[Figure contents as structured data]
***

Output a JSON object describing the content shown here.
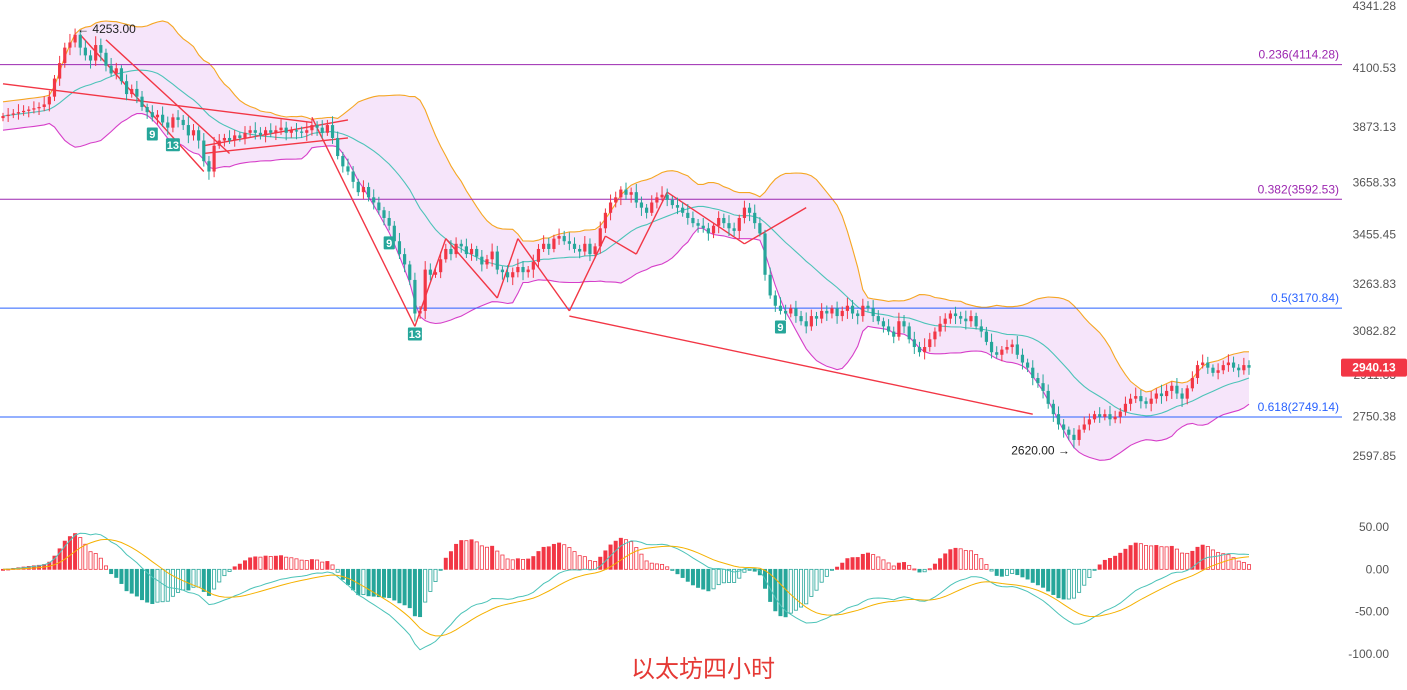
{
  "caption": "以太坊四小时",
  "current_price": {
    "label": "2940.13",
    "value": 2940.13,
    "color": "#f23645"
  },
  "colors": {
    "up": "#f23645",
    "down": "#26a69a",
    "band_fill": "#f3dcf8",
    "band_upper": "#f5a623",
    "band_lower": "#d63fc9",
    "band_mid": "#4cc3b8",
    "annotation": "#f23645",
    "macd_dif": "#4cc3b8",
    "macd_dea": "#f5b100"
  },
  "chart_data": [
    {
      "type": "candlestick",
      "title": "",
      "y_axis_ticks": [
        "4341.28",
        "4100.53",
        "3873.13",
        "3658.33",
        "3455.45",
        "3263.83",
        "3082.82",
        "2911.83",
        "2750.38",
        "2597.85"
      ],
      "ylim": [
        2520,
        4341.28
      ],
      "grid": false,
      "fib_levels": [
        {
          "label": "0.236(4114.28)",
          "value": 4114.28,
          "color": "#9c27b0"
        },
        {
          "label": "0.382(3592.53)",
          "value": 3592.53,
          "color": "#9c27b0"
        },
        {
          "label": "0.5(3170.84)",
          "value": 3170.84,
          "color": "#2962ff"
        },
        {
          "label": "0.618(2749.14)",
          "value": 2749.14,
          "color": "#2962ff"
        }
      ],
      "annotations": [
        {
          "label": "← 4253.00",
          "value": 4253.0,
          "type": "high"
        },
        {
          "label": "2620.00 →",
          "value": 2620.0,
          "type": "low"
        }
      ],
      "td_counts": [
        {
          "label": "9",
          "candle": 29
        },
        {
          "label": "13",
          "candle": 33
        },
        {
          "label": "9",
          "candle": 75
        },
        {
          "label": "13",
          "candle": 80
        },
        {
          "label": "9",
          "candle": 151
        }
      ],
      "closes": [
        3915,
        3920,
        3925,
        3930,
        3935,
        3940,
        3945,
        3950,
        3960,
        3990,
        4060,
        4120,
        4180,
        4200,
        4230,
        4180,
        4150,
        4130,
        4190,
        4160,
        4110,
        4080,
        4100,
        4050,
        4000,
        4020,
        3990,
        3950,
        3930,
        3910,
        3920,
        3890,
        3870,
        3910,
        3900,
        3880,
        3840,
        3860,
        3820,
        3740,
        3700,
        3800,
        3820,
        3830,
        3820,
        3840,
        3830,
        3850,
        3860,
        3850,
        3840,
        3860,
        3850,
        3860,
        3870,
        3850,
        3860,
        3855,
        3850,
        3860,
        3880,
        3870,
        3850,
        3880,
        3830,
        3760,
        3720,
        3700,
        3660,
        3620,
        3640,
        3600,
        3580,
        3550,
        3520,
        3490,
        3430,
        3380,
        3340,
        3280,
        3150,
        3160,
        3320,
        3300,
        3310,
        3360,
        3400,
        3380,
        3420,
        3410,
        3380,
        3400,
        3370,
        3340,
        3360,
        3390,
        3320,
        3310,
        3290,
        3310,
        3330,
        3310,
        3320,
        3350,
        3400,
        3420,
        3400,
        3440,
        3450,
        3430,
        3420,
        3400,
        3390,
        3420,
        3380,
        3410,
        3480,
        3540,
        3580,
        3600,
        3630,
        3610,
        3620,
        3580,
        3560,
        3540,
        3580,
        3600,
        3610,
        3590,
        3570,
        3560,
        3540,
        3520,
        3500,
        3490,
        3480,
        3460,
        3490,
        3520,
        3500,
        3480,
        3470,
        3520,
        3560,
        3540,
        3500,
        3460,
        3300,
        3220,
        3180,
        3160,
        3150,
        3170,
        3140,
        3120,
        3100,
        3140,
        3130,
        3160,
        3150,
        3170,
        3140,
        3160,
        3180,
        3150,
        3140,
        3180,
        3170,
        3140,
        3120,
        3100,
        3080,
        3060,
        3120,
        3100,
        3050,
        3020,
        3000,
        3020,
        3050,
        3080,
        3110,
        3130,
        3150,
        3140,
        3130,
        3120,
        3140,
        3100,
        3080,
        3040,
        3000,
        2990,
        3010,
        3020,
        3030,
        2990,
        2960,
        2940,
        2900,
        2880,
        2850,
        2800,
        2760,
        2720,
        2700,
        2680,
        2660,
        2700,
        2720,
        2740,
        2760,
        2750,
        2760,
        2740,
        2750,
        2770,
        2800,
        2820,
        2830,
        2810,
        2800,
        2820,
        2840,
        2830,
        2850,
        2870,
        2840,
        2820,
        2860,
        2900,
        2950,
        2960,
        2940,
        2920,
        2930,
        2950,
        2960,
        2940,
        2930,
        2950,
        2940
      ]
    },
    {
      "type": "macd",
      "y_axis_ticks": [
        "50.00",
        "0.00",
        "-50.00",
        "-100.00"
      ],
      "ylim": [
        -125,
        75
      ]
    }
  ]
}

***

Copy every record above exactly, leaving out any pictures.

* _RESPONSE BELOW_:
Output a JSON object describing the content shown here.
{
  "caption": "以太坊四小时",
  "current_price": {
    "label": "2940.13",
    "value": 2940.13,
    "color": "#f23645"
  },
  "colors": {
    "up": "#f23645",
    "down": "#26a69a",
    "band_fill": "#f3dcf8",
    "band_upper": "#f5a623",
    "band_lower": "#d63fc9",
    "band_mid": "#4cc3b8",
    "annotation": "#f23645",
    "macd_dif": "#4cc3b8",
    "macd_dea": "#f5b100"
  },
  "chart_data": [
    {
      "type": "candlestick",
      "title": "",
      "y_axis_ticks": [
        "4341.28",
        "4100.53",
        "3873.13",
        "3658.33",
        "3455.45",
        "3263.83",
        "3082.82",
        "2911.83",
        "2750.38",
        "2597.85"
      ],
      "ylim": [
        2520,
        4341.28
      ],
      "grid": false,
      "fib_levels": [
        {
          "label": "0.236(4114.28)",
          "value": 4114.28,
          "color": "#9c27b0"
        },
        {
          "label": "0.382(3592.53)",
          "value": 3592.53,
          "color": "#9c27b0"
        },
        {
          "label": "0.5(3170.84)",
          "value": 3170.84,
          "color": "#2962ff"
        },
        {
          "label": "0.618(2749.14)",
          "value": 2749.14,
          "color": "#2962ff"
        }
      ],
      "annotations": [
        {
          "label": "← 4253.00",
          "value": 4253.0,
          "type": "high"
        },
        {
          "label": "2620.00 →",
          "value": 2620.0,
          "type": "low"
        }
      ],
      "td_counts": [
        {
          "label": "9",
          "candle": 29
        },
        {
          "label": "13",
          "candle": 33
        },
        {
          "label": "9",
          "candle": 75
        },
        {
          "label": "13",
          "candle": 80
        },
        {
          "label": "9",
          "candle": 151
        }
      ],
      "closes": [
        3915,
        3920,
        3925,
        3930,
        3935,
        3940,
        3945,
        3950,
        3960,
        3990,
        4060,
        4120,
        4180,
        4200,
        4230,
        4180,
        4150,
        4130,
        4190,
        4160,
        4110,
        4080,
        4100,
        4050,
        4000,
        4020,
        3990,
        3950,
        3930,
        3910,
        3920,
        3890,
        3870,
        3910,
        3900,
        3880,
        3840,
        3860,
        3820,
        3740,
        3700,
        3800,
        3820,
        3830,
        3820,
        3840,
        3830,
        3850,
        3860,
        3850,
        3840,
        3860,
        3850,
        3860,
        3870,
        3850,
        3860,
        3855,
        3850,
        3860,
        3880,
        3870,
        3850,
        3880,
        3830,
        3760,
        3720,
        3700,
        3660,
        3620,
        3640,
        3600,
        3580,
        3550,
        3520,
        3490,
        3430,
        3380,
        3340,
        3280,
        3150,
        3160,
        3320,
        3300,
        3310,
        3360,
        3400,
        3380,
        3420,
        3410,
        3380,
        3400,
        3370,
        3340,
        3360,
        3390,
        3320,
        3310,
        3290,
        3310,
        3330,
        3310,
        3320,
        3350,
        3400,
        3420,
        3400,
        3440,
        3450,
        3430,
        3420,
        3400,
        3390,
        3420,
        3380,
        3410,
        3480,
        3540,
        3580,
        3600,
        3630,
        3610,
        3620,
        3580,
        3560,
        3540,
        3580,
        3600,
        3610,
        3590,
        3570,
        3560,
        3540,
        3520,
        3500,
        3490,
        3480,
        3460,
        3490,
        3520,
        3500,
        3480,
        3470,
        3520,
        3560,
        3540,
        3500,
        3460,
        3300,
        3220,
        3180,
        3160,
        3150,
        3170,
        3140,
        3120,
        3100,
        3140,
        3130,
        3160,
        3150,
        3170,
        3140,
        3160,
        3180,
        3150,
        3140,
        3180,
        3170,
        3140,
        3120,
        3100,
        3080,
        3060,
        3120,
        3100,
        3050,
        3020,
        3000,
        3020,
        3050,
        3080,
        3110,
        3130,
        3150,
        3140,
        3130,
        3120,
        3140,
        3100,
        3080,
        3040,
        3000,
        2990,
        3010,
        3020,
        3030,
        2990,
        2960,
        2940,
        2900,
        2880,
        2850,
        2800,
        2760,
        2720,
        2700,
        2680,
        2660,
        2700,
        2720,
        2740,
        2760,
        2750,
        2760,
        2740,
        2750,
        2770,
        2800,
        2820,
        2830,
        2810,
        2800,
        2820,
        2840,
        2830,
        2850,
        2870,
        2840,
        2820,
        2860,
        2900,
        2950,
        2960,
        2940,
        2920,
        2930,
        2950,
        2960,
        2940,
        2930,
        2950,
        2940
      ]
    },
    {
      "type": "macd",
      "y_axis_ticks": [
        "50.00",
        "0.00",
        "-50.00",
        "-100.00"
      ],
      "ylim": [
        -125,
        75
      ]
    }
  ]
}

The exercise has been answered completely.